Skip the pictures and quote all of the lines exactly.

= = =

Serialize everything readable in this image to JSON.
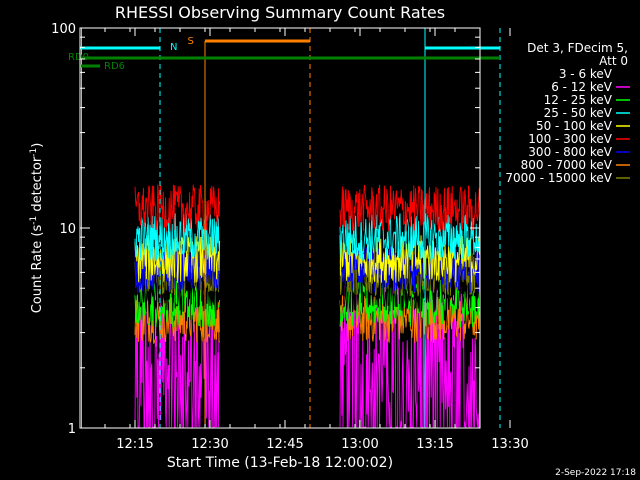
{
  "chart_data": {
    "type": "line",
    "title": "RHESSI Observing Summary Count Rates",
    "xlabel": "Start Time (13-Feb-18 12:00:02)",
    "ylabel_main": "Count Rate (s",
    "ylabel_sup1": "-1",
    "ylabel_mid": " detector",
    "ylabel_sup2": "-1",
    "ylabel_end": ")",
    "yscale": "log",
    "ylim": [
      1,
      100
    ],
    "xlim_minutes": [
      0,
      80
    ],
    "x_ticks": [
      {
        "label": "12:15",
        "min": 15
      },
      {
        "label": "12:30",
        "min": 30
      },
      {
        "label": "12:45",
        "min": 45
      },
      {
        "label": "13:00",
        "min": 60
      },
      {
        "label": "13:15",
        "min": 75
      },
      {
        "label": "13:30",
        "min": 90
      }
    ],
    "y_ticks": [
      {
        "label": "1",
        "value": 1
      },
      {
        "label": "10",
        "value": 10
      },
      {
        "label": "100",
        "value": 100
      }
    ],
    "legend": {
      "header1": "Det 3, FDecim 5,",
      "header2": "Att 0",
      "placement": "right"
    },
    "series": [
      {
        "name": "3 - 6 keV",
        "color": "#000000",
        "level": 5.0
      },
      {
        "name": "6 - 12 keV",
        "color": "#ff00ff",
        "level": 2.4
      },
      {
        "name": "12 - 25 keV",
        "color": "#00ff00",
        "level": 4.2
      },
      {
        "name": "25 - 50 keV",
        "color": "#00ffff",
        "level": 9.0
      },
      {
        "name": "50 - 100 keV",
        "color": "#ffff00",
        "level": 7.0
      },
      {
        "name": "100 - 300 keV",
        "color": "#ff0000",
        "level": 12.5
      },
      {
        "name": "300 - 800 keV",
        "color": "#0000ff",
        "level": 6.2
      },
      {
        "name": "800 - 7000 keV",
        "color": "#ff8000",
        "level": 3.5
      },
      {
        "name": "7000 - 15000 keV",
        "color": "#808000",
        "level": 6.0
      }
    ],
    "data_intervals_minutes": [
      [
        11,
        28
      ],
      [
        52,
        80
      ]
    ],
    "flags": [
      {
        "label": "N",
        "color": "#00ffff"
      },
      {
        "label": "S",
        "color": "#ff8000"
      },
      {
        "label": "RD0",
        "color": "#008000"
      },
      {
        "label": "RD6",
        "color": "#008000"
      }
    ],
    "timestamp": "2-Sep-2022 17:18"
  }
}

= = =

### Task response:
Serialize everything readable in this image to JSON.
{
  "chart_data": {
    "type": "line",
    "title": "RHESSI Observing Summary Count Rates",
    "xlabel": "Start Time (13-Feb-18 12:00:02)",
    "ylabel_main": "Count Rate (s",
    "ylabel_sup1": "-1",
    "ylabel_mid": " detector",
    "ylabel_sup2": "-1",
    "ylabel_end": ")",
    "yscale": "log",
    "ylim": [
      1,
      100
    ],
    "xlim_minutes": [
      0,
      80
    ],
    "x_ticks": [
      {
        "label": "12:15",
        "min": 15
      },
      {
        "label": "12:30",
        "min": 30
      },
      {
        "label": "12:45",
        "min": 45
      },
      {
        "label": "13:00",
        "min": 60
      },
      {
        "label": "13:15",
        "min": 75
      },
      {
        "label": "13:30",
        "min": 90
      }
    ],
    "y_ticks": [
      {
        "label": "1",
        "value": 1
      },
      {
        "label": "10",
        "value": 10
      },
      {
        "label": "100",
        "value": 100
      }
    ],
    "legend": {
      "header1": "Det 3, FDecim 5,",
      "header2": "Att 0",
      "placement": "right"
    },
    "series": [
      {
        "name": "3 - 6 keV",
        "color": "#000000",
        "level": 5.0
      },
      {
        "name": "6 - 12 keV",
        "color": "#ff00ff",
        "level": 2.4
      },
      {
        "name": "12 - 25 keV",
        "color": "#00ff00",
        "level": 4.2
      },
      {
        "name": "25 - 50 keV",
        "color": "#00ffff",
        "level": 9.0
      },
      {
        "name": "50 - 100 keV",
        "color": "#ffff00",
        "level": 7.0
      },
      {
        "name": "100 - 300 keV",
        "color": "#ff0000",
        "level": 12.5
      },
      {
        "name": "300 - 800 keV",
        "color": "#0000ff",
        "level": 6.2
      },
      {
        "name": "800 - 7000 keV",
        "color": "#ff8000",
        "level": 3.5
      },
      {
        "name": "7000 - 15000 keV",
        "color": "#808000",
        "level": 6.0
      }
    ],
    "data_intervals_minutes": [
      [
        11,
        28
      ],
      [
        52,
        80
      ]
    ],
    "flags": [
      {
        "label": "N",
        "color": "#00ffff"
      },
      {
        "label": "S",
        "color": "#ff8000"
      },
      {
        "label": "RD0",
        "color": "#008000"
      },
      {
        "label": "RD6",
        "color": "#008000"
      }
    ],
    "timestamp": "2-Sep-2022 17:18"
  }
}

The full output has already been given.